[Data excerpts]
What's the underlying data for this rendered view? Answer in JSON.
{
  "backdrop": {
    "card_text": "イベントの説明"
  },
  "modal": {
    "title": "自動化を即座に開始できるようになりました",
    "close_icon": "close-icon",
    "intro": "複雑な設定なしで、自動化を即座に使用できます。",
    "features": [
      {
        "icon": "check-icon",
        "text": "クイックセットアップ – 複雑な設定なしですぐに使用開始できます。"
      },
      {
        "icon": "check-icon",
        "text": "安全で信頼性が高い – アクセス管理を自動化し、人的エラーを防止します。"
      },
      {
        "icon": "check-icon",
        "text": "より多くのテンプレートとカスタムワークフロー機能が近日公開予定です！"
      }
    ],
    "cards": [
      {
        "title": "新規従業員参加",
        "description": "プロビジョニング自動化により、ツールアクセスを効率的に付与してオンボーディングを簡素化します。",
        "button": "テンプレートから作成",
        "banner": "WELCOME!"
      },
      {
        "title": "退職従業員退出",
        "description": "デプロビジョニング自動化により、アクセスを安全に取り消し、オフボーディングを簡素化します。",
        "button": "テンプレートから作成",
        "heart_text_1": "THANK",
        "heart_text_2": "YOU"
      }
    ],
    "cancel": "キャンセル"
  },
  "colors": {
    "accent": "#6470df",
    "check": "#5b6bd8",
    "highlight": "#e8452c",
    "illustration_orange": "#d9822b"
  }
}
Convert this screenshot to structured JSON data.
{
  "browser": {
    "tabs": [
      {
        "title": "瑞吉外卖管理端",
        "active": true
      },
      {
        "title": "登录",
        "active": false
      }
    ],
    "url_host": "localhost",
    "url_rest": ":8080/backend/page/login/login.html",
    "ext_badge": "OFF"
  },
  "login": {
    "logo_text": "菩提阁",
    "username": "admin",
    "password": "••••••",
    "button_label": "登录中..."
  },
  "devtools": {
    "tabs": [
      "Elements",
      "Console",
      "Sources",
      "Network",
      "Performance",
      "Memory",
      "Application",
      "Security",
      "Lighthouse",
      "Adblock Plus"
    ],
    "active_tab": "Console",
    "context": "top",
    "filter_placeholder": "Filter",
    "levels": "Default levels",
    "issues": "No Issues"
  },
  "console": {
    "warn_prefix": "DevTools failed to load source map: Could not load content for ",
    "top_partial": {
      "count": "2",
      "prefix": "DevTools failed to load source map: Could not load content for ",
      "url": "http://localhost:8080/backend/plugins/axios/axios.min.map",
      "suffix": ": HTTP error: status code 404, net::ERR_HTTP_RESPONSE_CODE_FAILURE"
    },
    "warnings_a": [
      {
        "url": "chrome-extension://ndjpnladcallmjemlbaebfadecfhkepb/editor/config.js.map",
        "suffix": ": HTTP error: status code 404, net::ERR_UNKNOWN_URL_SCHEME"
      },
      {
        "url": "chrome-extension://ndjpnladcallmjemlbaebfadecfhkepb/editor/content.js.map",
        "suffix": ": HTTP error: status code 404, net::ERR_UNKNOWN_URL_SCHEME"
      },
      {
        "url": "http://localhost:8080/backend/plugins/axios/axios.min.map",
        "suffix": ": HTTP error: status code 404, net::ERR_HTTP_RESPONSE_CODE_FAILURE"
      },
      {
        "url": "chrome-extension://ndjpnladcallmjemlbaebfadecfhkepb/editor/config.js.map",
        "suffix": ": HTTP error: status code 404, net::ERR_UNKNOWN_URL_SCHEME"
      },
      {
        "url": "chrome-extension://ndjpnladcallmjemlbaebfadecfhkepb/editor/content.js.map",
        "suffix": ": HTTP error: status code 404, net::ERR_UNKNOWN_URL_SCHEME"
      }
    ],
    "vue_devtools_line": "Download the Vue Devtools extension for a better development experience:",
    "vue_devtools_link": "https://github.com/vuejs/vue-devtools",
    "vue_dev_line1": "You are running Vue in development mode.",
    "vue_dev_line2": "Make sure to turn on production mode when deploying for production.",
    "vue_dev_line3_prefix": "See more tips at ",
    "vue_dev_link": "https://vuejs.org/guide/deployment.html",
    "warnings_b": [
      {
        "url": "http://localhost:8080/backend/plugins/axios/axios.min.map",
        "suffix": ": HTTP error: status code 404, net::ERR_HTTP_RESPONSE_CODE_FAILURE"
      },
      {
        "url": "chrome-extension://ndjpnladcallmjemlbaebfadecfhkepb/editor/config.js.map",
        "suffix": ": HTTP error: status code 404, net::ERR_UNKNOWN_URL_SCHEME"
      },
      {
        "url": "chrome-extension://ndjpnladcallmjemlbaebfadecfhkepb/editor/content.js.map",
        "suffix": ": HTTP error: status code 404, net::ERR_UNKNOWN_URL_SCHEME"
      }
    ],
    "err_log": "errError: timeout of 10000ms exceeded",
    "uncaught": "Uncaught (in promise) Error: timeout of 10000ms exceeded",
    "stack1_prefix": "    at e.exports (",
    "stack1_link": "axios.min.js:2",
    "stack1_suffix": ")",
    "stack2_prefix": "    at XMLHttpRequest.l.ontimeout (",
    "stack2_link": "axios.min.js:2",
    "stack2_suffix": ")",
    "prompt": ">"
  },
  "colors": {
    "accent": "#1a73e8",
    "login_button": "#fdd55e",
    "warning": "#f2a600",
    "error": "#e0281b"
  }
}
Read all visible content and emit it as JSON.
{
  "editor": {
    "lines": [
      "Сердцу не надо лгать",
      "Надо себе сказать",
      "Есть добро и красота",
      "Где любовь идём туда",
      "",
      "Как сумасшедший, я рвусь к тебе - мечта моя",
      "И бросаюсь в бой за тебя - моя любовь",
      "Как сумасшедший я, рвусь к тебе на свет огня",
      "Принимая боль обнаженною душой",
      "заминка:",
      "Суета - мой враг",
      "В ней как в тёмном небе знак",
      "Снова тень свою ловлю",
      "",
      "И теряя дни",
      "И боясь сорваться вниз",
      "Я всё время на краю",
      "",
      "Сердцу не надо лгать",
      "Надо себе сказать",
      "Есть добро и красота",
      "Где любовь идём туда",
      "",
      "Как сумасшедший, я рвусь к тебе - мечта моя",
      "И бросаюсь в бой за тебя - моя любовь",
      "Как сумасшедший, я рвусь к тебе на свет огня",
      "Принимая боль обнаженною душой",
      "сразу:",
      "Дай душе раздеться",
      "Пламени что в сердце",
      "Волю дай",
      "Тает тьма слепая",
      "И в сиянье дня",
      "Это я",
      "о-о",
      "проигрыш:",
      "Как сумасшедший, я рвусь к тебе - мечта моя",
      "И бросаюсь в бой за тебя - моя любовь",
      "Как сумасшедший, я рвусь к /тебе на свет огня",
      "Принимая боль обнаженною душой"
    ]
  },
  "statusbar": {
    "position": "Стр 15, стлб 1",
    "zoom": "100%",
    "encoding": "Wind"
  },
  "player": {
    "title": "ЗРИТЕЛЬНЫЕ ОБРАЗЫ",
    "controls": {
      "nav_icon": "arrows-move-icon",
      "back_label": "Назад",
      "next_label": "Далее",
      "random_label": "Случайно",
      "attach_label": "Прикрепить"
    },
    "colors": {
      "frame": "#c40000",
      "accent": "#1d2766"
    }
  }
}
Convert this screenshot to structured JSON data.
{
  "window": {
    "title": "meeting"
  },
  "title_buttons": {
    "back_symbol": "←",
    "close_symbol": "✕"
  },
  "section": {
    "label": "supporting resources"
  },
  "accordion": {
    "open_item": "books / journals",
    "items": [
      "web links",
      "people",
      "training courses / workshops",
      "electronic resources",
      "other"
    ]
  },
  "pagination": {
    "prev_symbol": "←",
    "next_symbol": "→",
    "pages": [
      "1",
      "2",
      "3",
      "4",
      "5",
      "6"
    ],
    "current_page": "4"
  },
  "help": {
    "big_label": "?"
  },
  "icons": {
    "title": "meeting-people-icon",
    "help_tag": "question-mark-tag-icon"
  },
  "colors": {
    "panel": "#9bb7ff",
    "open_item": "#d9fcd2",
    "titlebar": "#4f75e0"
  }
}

Set problem> Determine the number of lines containing "свет". Write only that number.

Task result> 3